— Problem statement —
Scan the entries below for the word "употребленіи". Copy each line that has it.

(Data listing)
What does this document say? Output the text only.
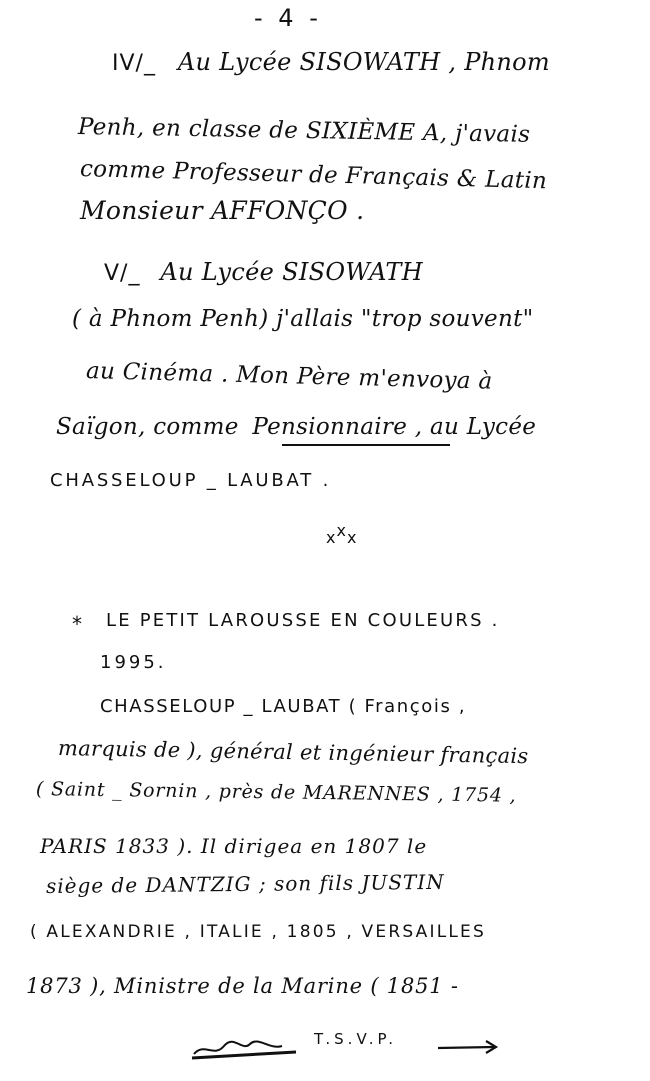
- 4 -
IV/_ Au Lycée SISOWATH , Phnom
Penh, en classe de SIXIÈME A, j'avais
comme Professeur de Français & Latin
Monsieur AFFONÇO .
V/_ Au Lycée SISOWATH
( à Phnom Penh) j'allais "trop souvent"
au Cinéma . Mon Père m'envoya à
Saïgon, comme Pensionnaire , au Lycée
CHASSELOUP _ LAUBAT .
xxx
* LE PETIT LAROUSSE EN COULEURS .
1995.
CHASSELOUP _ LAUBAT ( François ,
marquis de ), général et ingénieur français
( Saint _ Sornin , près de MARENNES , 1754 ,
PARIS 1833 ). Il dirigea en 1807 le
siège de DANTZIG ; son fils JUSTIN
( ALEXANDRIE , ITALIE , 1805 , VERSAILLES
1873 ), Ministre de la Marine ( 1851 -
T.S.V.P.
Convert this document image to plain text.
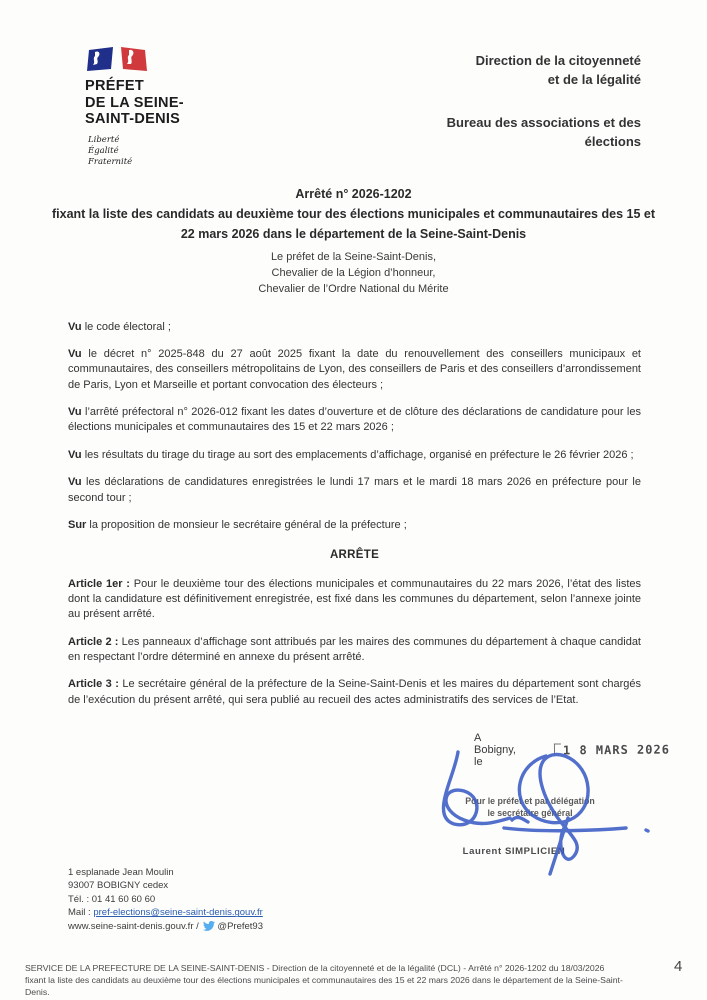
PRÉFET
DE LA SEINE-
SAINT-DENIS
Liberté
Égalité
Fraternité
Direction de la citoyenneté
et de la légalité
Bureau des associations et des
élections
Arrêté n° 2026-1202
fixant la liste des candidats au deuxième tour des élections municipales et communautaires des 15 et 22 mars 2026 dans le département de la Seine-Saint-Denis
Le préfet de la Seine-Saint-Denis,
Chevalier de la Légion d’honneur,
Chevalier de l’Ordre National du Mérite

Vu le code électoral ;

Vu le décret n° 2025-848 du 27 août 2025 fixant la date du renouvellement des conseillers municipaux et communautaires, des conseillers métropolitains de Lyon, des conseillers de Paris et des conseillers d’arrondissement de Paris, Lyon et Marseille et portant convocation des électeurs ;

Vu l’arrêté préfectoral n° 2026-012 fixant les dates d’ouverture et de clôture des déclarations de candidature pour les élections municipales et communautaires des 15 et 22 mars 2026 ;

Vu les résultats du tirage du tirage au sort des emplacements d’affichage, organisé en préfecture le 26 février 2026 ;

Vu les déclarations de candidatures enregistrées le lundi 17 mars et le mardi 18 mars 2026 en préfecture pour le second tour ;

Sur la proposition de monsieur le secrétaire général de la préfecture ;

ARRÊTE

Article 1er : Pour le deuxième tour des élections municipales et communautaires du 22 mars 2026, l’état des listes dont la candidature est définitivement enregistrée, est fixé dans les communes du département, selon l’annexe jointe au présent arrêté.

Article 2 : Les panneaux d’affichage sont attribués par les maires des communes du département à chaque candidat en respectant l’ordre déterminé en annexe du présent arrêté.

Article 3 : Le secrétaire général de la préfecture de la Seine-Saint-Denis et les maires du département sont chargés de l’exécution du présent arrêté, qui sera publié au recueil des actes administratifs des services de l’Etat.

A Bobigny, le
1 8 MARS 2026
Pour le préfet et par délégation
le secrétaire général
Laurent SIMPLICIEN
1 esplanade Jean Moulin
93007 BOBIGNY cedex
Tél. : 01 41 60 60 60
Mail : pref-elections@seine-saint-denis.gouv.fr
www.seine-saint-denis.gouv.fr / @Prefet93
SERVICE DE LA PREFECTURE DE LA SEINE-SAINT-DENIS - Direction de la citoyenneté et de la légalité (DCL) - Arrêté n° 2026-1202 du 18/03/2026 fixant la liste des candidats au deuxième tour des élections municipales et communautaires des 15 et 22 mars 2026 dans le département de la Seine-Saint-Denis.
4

==

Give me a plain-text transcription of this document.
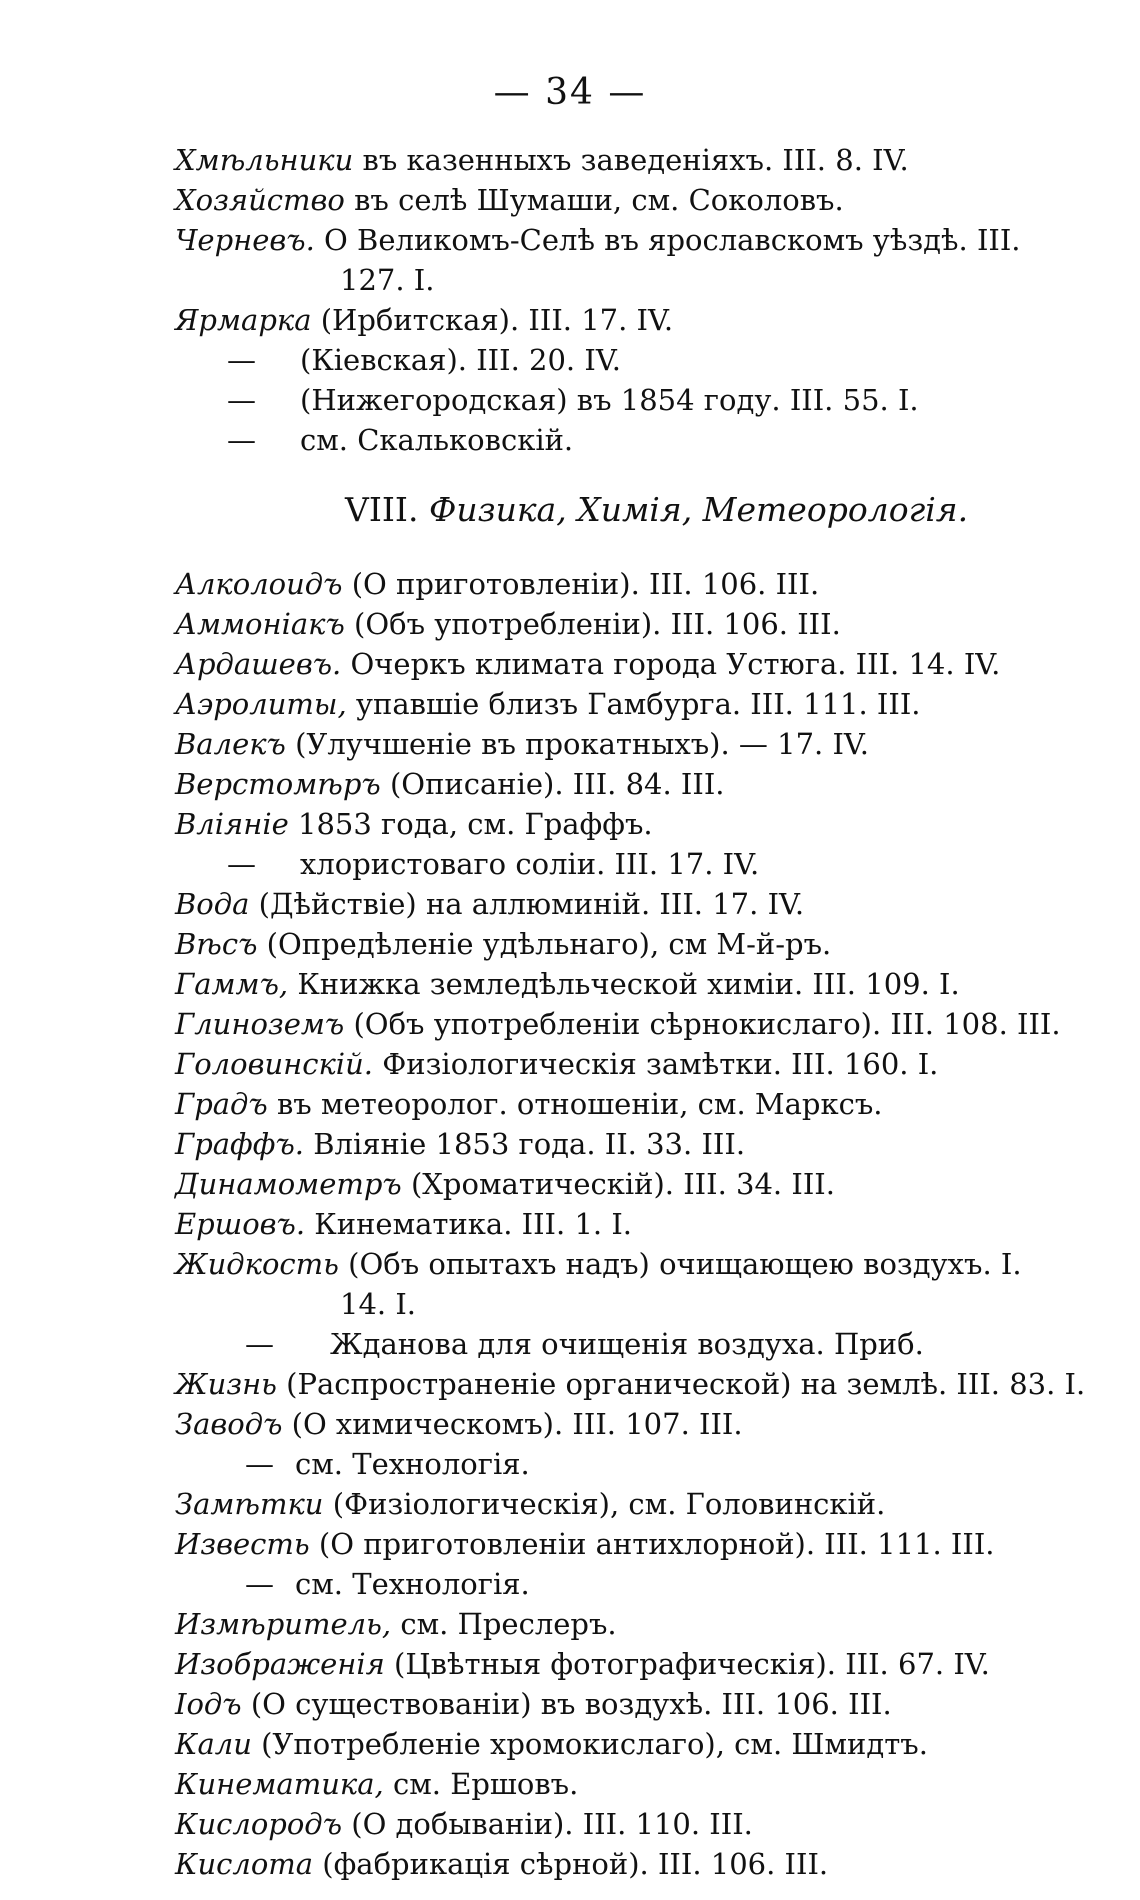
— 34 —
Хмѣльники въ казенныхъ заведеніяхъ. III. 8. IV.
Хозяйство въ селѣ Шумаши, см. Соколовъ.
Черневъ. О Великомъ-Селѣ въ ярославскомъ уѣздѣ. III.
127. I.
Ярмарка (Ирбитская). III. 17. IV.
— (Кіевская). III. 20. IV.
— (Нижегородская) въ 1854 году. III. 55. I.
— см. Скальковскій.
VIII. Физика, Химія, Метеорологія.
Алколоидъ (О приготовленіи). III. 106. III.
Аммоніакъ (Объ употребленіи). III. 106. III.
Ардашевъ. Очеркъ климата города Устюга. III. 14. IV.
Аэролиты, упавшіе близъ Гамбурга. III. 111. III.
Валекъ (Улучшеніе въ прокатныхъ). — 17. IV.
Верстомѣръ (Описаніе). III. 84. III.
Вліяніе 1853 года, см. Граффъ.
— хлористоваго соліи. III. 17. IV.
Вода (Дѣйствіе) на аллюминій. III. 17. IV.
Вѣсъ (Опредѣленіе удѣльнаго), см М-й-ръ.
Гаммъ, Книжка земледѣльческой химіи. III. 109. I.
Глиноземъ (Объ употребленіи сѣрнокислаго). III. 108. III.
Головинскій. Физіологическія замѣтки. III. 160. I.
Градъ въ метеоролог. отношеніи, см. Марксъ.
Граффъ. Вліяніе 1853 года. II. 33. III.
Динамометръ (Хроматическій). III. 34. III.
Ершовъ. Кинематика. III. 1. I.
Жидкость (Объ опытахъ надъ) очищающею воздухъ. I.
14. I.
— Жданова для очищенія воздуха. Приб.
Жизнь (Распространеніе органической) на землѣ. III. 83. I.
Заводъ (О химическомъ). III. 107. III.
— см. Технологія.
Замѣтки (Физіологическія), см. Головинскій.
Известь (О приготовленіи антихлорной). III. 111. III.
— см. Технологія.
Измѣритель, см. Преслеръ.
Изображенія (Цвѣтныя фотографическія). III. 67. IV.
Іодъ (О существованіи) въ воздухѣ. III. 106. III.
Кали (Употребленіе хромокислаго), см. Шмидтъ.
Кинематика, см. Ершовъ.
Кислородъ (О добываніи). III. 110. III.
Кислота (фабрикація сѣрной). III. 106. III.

— Solution to the problem —
Аммоніакъ (Объ употребленіи). III. 106. III.
Глиноземъ (Объ употребленіи сѣрнокислаго). III. 108. III.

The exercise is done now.